Dataset excerpt:
--- BEGIN ---
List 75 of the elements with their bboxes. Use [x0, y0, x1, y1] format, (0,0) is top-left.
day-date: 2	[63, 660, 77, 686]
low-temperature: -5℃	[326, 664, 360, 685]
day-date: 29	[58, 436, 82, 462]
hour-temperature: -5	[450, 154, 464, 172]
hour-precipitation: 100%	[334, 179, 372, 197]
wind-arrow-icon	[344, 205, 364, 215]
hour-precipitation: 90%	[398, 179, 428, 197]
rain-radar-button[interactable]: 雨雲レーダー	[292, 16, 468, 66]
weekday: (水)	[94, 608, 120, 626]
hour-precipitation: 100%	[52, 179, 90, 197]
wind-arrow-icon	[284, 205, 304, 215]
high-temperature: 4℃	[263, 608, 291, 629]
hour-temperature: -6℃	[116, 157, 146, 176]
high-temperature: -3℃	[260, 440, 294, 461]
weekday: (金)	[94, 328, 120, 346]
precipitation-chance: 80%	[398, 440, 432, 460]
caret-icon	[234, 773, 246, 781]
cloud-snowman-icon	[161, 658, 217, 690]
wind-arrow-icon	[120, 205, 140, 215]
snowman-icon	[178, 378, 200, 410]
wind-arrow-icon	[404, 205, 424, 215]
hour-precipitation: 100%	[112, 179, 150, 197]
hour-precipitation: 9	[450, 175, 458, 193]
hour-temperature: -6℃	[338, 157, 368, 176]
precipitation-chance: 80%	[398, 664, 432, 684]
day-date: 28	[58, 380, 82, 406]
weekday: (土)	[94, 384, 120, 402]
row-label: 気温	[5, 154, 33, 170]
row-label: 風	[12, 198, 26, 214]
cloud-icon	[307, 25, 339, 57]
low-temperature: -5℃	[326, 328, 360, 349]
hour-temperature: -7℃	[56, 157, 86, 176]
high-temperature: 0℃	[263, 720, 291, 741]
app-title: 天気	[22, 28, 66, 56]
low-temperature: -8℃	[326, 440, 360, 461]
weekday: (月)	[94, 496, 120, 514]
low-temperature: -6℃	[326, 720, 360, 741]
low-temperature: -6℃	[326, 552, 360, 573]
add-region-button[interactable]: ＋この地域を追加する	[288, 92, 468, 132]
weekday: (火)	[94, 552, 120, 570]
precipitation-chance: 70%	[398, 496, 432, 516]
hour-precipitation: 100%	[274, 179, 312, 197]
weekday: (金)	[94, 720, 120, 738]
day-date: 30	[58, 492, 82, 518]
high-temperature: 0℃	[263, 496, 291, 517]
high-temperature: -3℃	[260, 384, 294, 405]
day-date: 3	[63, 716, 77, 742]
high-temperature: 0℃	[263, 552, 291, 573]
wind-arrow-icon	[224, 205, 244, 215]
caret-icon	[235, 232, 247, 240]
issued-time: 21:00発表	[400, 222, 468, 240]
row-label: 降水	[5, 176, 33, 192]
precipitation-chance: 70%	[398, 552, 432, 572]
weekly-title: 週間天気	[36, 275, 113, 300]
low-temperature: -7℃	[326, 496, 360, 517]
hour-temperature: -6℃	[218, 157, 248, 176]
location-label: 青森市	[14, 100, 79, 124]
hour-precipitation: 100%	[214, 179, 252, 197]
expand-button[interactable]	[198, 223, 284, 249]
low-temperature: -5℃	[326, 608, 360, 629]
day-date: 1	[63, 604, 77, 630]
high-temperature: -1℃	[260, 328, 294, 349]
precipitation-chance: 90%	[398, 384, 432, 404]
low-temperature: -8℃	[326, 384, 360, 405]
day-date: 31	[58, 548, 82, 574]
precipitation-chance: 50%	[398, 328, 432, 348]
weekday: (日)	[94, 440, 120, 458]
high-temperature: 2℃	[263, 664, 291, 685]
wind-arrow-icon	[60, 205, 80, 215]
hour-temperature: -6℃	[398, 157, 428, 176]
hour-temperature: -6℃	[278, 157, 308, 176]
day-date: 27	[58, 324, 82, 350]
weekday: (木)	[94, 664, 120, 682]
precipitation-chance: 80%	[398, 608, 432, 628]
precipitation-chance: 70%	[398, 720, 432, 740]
--- END ---
* _DO THIS_
Repeat every one of the records above verbatim, keeping each line unchanged and in its original order.

* _SOLUTION_
List 75 of the elements with their bboxes. Use [x0, y0, x1, y1] format, (0,0) is top-left.
day-date: 2	[63, 660, 77, 686]
low-temperature: -5℃	[326, 664, 360, 685]
day-date: 29	[58, 436, 82, 462]
hour-temperature: -5	[450, 154, 464, 172]
hour-precipitation: 100%	[334, 179, 372, 197]
wind-arrow-icon	[344, 205, 364, 215]
hour-precipitation: 90%	[398, 179, 428, 197]
rain-radar-button[interactable]: 雨雲レーダー	[292, 16, 468, 66]
weekday: (水)	[94, 608, 120, 626]
hour-precipitation: 100%	[52, 179, 90, 197]
wind-arrow-icon	[284, 205, 304, 215]
high-temperature: 4℃	[263, 608, 291, 629]
hour-temperature: -6℃	[116, 157, 146, 176]
high-temperature: -3℃	[260, 440, 294, 461]
weekday: (金)	[94, 328, 120, 346]
precipitation-chance: 80%	[398, 440, 432, 460]
caret-icon	[234, 773, 246, 781]
cloud-snowman-icon	[161, 658, 217, 690]
wind-arrow-icon	[120, 205, 140, 215]
snowman-icon	[178, 378, 200, 410]
wind-arrow-icon	[404, 205, 424, 215]
hour-precipitation: 100%	[112, 179, 150, 197]
hour-precipitation: 9	[450, 175, 458, 193]
hour-temperature: -6℃	[338, 157, 368, 176]
precipitation-chance: 80%	[398, 664, 432, 684]
day-date: 28	[58, 380, 82, 406]
weekday: (土)	[94, 384, 120, 402]
row-label: 気温	[5, 154, 33, 170]
row-label: 風	[12, 198, 26, 214]
cloud-icon	[307, 25, 339, 57]
low-temperature: -5℃	[326, 328, 360, 349]
hour-temperature: -7℃	[56, 157, 86, 176]
high-temperature: 0℃	[263, 720, 291, 741]
app-title: 天気	[22, 28, 66, 56]
low-temperature: -8℃	[326, 440, 360, 461]
weekday: (月)	[94, 496, 120, 514]
low-temperature: -6℃	[326, 720, 360, 741]
low-temperature: -6℃	[326, 552, 360, 573]
add-region-button[interactable]: ＋この地域を追加する	[288, 92, 468, 132]
weekday: (火)	[94, 552, 120, 570]
precipitation-chance: 70%	[398, 496, 432, 516]
hour-precipitation: 100%	[274, 179, 312, 197]
weekday: (金)	[94, 720, 120, 738]
day-date: 30	[58, 492, 82, 518]
high-temperature: 0℃	[263, 496, 291, 517]
high-temperature: -3℃	[260, 384, 294, 405]
day-date: 3	[63, 716, 77, 742]
high-temperature: 0℃	[263, 552, 291, 573]
wind-arrow-icon	[224, 205, 244, 215]
caret-icon	[235, 232, 247, 240]
issued-time: 21:00発表	[400, 222, 468, 240]
row-label: 降水	[5, 176, 33, 192]
precipitation-chance: 70%	[398, 552, 432, 572]
weekly-title: 週間天気	[36, 275, 113, 300]
low-temperature: -7℃	[326, 496, 360, 517]
hour-temperature: -6℃	[218, 157, 248, 176]
location-label: 青森市	[14, 100, 79, 124]
hour-precipitation: 100%	[214, 179, 252, 197]
expand-button[interactable]	[198, 223, 284, 249]
low-temperature: -5℃	[326, 608, 360, 629]
day-date: 1	[63, 604, 77, 630]
high-temperature: -1℃	[260, 328, 294, 349]
precipitation-chance: 90%	[398, 384, 432, 404]
low-temperature: -8℃	[326, 384, 360, 405]
day-date: 31	[58, 548, 82, 574]
precipitation-chance: 50%	[398, 328, 432, 348]
weekday: (日)	[94, 440, 120, 458]
high-temperature: 2℃	[263, 664, 291, 685]
wind-arrow-icon	[60, 205, 80, 215]
hour-temperature: -6℃	[398, 157, 428, 176]
hour-temperature: -6℃	[278, 157, 308, 176]
day-date: 27	[58, 324, 82, 350]
weekday: (木)	[94, 664, 120, 682]
precipitation-chance: 80%	[398, 608, 432, 628]
precipitation-chance: 70%	[398, 720, 432, 740]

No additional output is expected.